- **WORK TO DO**
Pick out every line in the data below that holds "close".

- **RECORDS PROVIDED**
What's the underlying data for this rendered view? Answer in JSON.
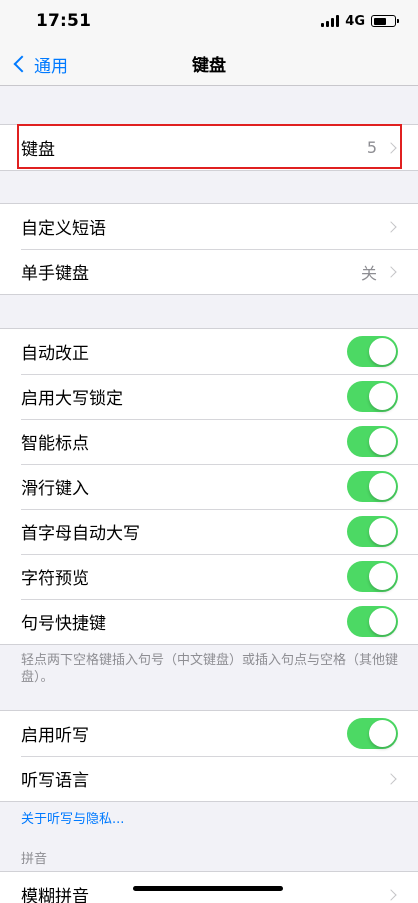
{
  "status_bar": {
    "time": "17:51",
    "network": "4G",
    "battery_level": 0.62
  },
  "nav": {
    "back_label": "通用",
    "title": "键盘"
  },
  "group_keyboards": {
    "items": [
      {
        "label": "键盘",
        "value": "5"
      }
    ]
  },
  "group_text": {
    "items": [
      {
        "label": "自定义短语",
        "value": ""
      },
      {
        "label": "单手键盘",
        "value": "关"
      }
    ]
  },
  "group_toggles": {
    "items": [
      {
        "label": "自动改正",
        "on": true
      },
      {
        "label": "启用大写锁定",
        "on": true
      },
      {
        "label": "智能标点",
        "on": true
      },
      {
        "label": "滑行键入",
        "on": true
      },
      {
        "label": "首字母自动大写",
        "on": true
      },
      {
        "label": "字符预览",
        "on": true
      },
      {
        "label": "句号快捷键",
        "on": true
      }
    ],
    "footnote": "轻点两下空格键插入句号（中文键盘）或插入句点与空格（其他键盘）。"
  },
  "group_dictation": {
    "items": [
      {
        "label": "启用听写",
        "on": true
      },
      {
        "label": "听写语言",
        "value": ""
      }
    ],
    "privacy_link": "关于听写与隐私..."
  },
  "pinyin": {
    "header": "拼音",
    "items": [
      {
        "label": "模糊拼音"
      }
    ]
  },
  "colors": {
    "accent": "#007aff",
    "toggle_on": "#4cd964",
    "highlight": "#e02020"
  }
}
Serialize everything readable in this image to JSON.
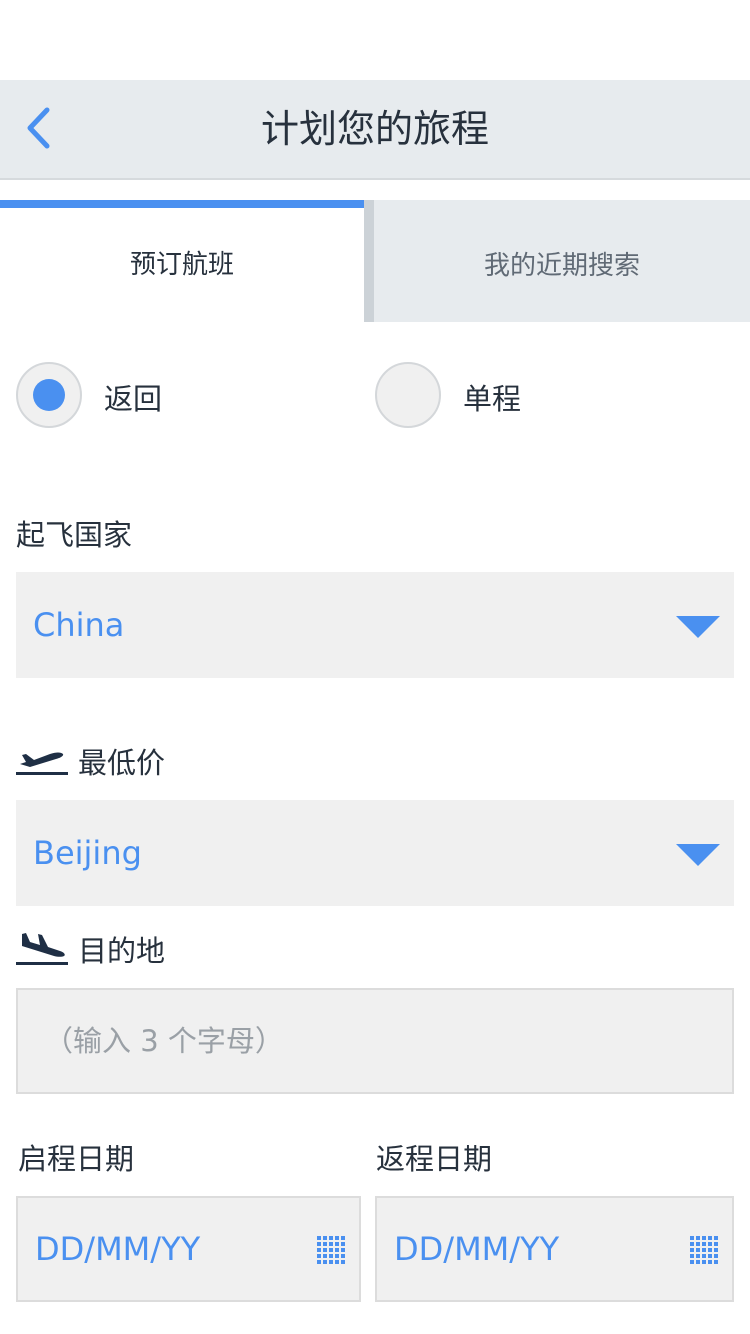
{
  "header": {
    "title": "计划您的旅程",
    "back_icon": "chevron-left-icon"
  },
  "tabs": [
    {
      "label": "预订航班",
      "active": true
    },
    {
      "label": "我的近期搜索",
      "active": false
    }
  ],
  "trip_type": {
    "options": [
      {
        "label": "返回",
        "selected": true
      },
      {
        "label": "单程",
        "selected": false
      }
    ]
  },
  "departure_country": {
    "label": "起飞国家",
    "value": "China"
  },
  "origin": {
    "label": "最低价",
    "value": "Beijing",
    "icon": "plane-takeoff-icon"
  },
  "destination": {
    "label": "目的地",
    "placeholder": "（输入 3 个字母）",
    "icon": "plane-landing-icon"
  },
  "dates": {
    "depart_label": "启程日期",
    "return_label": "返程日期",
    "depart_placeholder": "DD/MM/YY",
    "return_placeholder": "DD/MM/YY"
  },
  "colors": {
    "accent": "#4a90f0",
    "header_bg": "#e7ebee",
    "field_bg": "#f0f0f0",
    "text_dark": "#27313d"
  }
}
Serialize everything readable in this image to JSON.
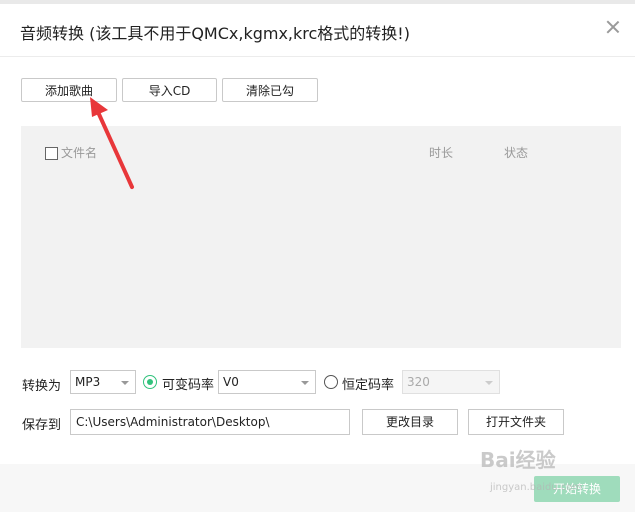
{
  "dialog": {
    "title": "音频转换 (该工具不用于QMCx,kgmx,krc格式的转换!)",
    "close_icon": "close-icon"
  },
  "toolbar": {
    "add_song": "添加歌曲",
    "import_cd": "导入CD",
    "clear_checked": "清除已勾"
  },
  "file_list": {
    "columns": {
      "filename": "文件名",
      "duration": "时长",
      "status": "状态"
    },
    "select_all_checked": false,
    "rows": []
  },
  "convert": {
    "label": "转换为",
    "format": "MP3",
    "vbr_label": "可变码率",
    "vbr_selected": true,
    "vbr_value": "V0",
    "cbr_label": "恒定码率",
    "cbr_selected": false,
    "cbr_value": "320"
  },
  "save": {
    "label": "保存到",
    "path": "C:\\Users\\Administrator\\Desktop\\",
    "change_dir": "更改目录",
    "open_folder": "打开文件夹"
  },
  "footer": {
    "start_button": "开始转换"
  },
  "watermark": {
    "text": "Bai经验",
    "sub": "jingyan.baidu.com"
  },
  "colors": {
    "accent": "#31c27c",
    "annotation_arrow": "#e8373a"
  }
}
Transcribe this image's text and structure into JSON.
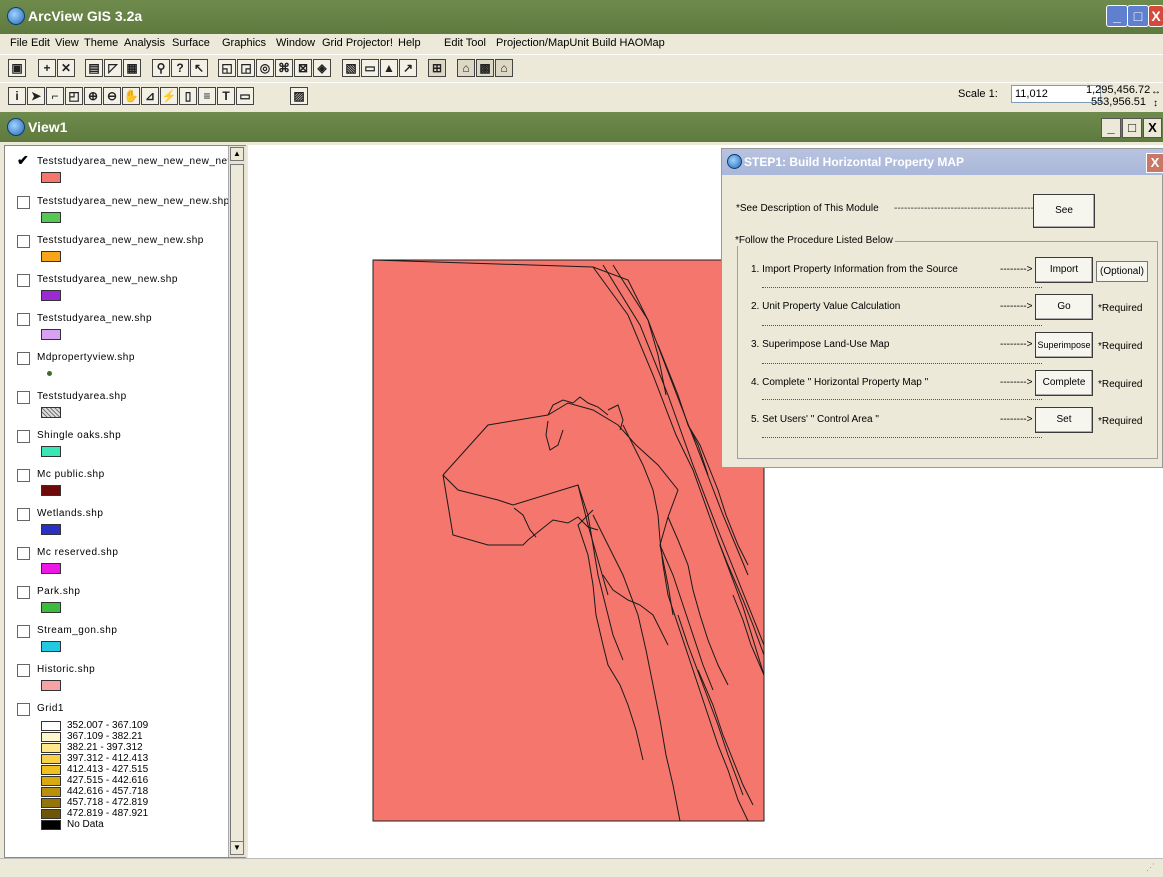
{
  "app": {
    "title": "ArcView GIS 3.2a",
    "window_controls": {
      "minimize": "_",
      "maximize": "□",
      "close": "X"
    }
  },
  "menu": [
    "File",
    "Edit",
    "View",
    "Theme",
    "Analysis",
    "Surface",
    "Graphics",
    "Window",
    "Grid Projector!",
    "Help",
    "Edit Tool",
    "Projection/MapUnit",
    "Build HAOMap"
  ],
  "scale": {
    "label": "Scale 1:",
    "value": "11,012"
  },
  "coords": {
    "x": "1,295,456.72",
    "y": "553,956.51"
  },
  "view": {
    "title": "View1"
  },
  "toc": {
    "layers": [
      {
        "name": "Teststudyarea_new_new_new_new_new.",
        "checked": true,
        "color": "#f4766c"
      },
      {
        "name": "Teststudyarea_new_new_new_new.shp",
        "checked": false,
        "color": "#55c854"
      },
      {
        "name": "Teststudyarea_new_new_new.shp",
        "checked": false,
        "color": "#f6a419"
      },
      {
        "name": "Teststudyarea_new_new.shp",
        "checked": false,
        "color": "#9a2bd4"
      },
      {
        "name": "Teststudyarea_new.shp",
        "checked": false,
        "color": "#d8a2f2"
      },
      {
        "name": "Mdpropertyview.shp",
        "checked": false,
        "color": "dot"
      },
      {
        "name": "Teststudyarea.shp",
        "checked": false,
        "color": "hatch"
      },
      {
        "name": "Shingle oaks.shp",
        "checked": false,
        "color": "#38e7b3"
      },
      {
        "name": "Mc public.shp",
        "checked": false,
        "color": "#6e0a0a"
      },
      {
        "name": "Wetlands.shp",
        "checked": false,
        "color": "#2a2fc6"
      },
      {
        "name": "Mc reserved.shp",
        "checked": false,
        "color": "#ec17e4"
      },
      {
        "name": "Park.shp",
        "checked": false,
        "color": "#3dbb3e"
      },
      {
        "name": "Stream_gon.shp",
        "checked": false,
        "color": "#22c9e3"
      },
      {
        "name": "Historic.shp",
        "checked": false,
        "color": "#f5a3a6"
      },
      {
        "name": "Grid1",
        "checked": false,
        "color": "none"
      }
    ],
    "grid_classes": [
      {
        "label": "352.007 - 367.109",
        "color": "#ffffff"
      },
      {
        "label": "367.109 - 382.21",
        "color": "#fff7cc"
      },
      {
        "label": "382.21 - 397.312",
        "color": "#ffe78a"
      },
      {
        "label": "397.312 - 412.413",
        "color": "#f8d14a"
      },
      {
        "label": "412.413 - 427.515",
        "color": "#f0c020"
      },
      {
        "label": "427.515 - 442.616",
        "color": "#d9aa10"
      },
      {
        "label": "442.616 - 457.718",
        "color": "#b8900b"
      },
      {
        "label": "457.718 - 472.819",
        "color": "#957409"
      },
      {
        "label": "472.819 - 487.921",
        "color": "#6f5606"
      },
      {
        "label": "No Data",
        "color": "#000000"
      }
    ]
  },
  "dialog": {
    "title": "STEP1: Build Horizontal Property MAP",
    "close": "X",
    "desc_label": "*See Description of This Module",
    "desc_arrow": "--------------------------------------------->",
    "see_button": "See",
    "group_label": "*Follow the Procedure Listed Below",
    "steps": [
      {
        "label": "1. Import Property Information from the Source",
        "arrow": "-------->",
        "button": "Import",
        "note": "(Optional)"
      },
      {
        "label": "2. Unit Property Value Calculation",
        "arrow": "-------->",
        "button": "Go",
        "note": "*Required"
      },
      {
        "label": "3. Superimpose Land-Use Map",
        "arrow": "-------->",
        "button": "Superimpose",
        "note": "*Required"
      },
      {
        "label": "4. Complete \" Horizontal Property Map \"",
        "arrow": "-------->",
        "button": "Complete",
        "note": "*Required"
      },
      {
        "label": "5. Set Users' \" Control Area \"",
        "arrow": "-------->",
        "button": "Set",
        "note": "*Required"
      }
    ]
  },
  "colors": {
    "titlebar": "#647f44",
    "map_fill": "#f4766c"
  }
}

- **ANSWER TO THE TASK**
    "close_icon": "close-icon"
      "close": "X"
    "close": "X",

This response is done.